— Aim —
Locate the word "ثالث" in the material, then show every line that holds it.

>> START

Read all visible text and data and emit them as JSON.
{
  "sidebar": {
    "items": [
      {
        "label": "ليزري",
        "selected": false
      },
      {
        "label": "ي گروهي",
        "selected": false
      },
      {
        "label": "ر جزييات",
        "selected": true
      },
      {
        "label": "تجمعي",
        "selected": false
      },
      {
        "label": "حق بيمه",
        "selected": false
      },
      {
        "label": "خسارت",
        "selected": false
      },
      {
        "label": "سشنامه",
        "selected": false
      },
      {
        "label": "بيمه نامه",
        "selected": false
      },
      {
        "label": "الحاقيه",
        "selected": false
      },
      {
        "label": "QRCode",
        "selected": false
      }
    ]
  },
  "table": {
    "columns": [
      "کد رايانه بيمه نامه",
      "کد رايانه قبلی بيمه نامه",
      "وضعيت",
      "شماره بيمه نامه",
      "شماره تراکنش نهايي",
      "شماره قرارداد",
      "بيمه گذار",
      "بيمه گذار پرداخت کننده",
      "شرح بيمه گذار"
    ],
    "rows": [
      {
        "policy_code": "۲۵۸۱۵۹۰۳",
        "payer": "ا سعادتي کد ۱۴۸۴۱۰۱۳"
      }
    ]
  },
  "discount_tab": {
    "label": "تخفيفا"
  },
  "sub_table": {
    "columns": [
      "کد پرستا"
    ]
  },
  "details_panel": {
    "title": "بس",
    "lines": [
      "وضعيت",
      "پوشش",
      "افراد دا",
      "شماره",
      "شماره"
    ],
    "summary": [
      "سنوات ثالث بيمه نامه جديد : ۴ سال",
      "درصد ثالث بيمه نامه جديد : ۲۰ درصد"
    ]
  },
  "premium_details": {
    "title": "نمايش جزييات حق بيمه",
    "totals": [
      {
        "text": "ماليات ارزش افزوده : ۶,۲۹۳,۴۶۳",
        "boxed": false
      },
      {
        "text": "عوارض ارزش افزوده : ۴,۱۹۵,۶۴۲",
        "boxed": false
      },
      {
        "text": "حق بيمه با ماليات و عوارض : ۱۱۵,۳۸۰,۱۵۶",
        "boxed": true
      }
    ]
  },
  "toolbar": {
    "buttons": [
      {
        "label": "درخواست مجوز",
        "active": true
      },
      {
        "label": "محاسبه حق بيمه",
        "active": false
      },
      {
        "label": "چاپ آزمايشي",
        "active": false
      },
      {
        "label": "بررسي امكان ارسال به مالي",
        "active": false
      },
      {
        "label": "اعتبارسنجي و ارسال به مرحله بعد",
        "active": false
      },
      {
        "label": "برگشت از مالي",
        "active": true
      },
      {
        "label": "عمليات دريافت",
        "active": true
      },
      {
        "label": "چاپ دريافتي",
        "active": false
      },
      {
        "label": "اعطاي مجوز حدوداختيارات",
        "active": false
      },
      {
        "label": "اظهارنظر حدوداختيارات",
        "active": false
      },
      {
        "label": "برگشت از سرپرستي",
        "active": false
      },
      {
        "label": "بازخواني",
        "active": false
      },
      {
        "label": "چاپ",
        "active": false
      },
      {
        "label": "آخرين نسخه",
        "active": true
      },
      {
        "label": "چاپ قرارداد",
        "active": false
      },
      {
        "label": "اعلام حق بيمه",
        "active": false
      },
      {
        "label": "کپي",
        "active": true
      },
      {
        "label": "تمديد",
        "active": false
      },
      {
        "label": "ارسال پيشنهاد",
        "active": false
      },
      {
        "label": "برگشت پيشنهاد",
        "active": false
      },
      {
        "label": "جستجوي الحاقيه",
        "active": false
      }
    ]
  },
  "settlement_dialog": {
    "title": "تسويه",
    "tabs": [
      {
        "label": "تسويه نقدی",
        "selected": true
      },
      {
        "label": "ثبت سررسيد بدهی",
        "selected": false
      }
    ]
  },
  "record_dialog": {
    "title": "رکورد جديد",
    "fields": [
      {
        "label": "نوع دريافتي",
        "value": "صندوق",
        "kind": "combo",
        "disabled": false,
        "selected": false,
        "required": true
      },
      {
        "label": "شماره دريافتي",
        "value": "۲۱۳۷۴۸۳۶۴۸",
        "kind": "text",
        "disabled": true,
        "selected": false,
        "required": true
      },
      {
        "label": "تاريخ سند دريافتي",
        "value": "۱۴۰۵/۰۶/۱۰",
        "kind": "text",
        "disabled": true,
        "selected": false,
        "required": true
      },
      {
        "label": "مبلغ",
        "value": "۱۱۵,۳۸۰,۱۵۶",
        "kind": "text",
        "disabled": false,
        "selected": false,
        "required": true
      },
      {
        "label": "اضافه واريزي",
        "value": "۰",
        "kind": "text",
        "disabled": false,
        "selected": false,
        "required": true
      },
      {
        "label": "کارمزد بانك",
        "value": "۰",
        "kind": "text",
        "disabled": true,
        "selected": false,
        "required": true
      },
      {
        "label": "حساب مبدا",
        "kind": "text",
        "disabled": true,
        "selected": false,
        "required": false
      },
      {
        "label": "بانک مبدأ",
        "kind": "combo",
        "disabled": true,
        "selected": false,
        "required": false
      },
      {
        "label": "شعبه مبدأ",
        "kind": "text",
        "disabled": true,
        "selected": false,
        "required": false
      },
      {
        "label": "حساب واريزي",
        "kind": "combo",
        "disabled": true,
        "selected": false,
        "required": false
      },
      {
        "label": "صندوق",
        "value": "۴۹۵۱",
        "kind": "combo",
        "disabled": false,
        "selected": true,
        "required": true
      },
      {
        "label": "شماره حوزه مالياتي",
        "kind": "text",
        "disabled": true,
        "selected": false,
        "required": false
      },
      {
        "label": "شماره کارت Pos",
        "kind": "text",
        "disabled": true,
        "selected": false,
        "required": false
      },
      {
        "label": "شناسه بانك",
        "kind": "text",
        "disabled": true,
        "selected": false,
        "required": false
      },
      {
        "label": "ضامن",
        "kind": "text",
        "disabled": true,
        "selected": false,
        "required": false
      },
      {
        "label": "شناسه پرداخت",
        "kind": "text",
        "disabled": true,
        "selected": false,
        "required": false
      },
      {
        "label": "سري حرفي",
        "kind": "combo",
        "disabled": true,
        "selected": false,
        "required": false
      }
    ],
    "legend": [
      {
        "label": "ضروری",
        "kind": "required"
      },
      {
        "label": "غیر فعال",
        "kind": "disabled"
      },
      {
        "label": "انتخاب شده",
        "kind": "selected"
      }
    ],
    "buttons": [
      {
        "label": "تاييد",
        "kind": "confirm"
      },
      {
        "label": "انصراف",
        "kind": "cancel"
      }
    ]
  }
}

>> END

— Solution below —
      "سنوات ثالث بيمه نامه جديد : ۴ سال",
      "درصد ثالث بيمه نامه جديد : ۲۰ درصد"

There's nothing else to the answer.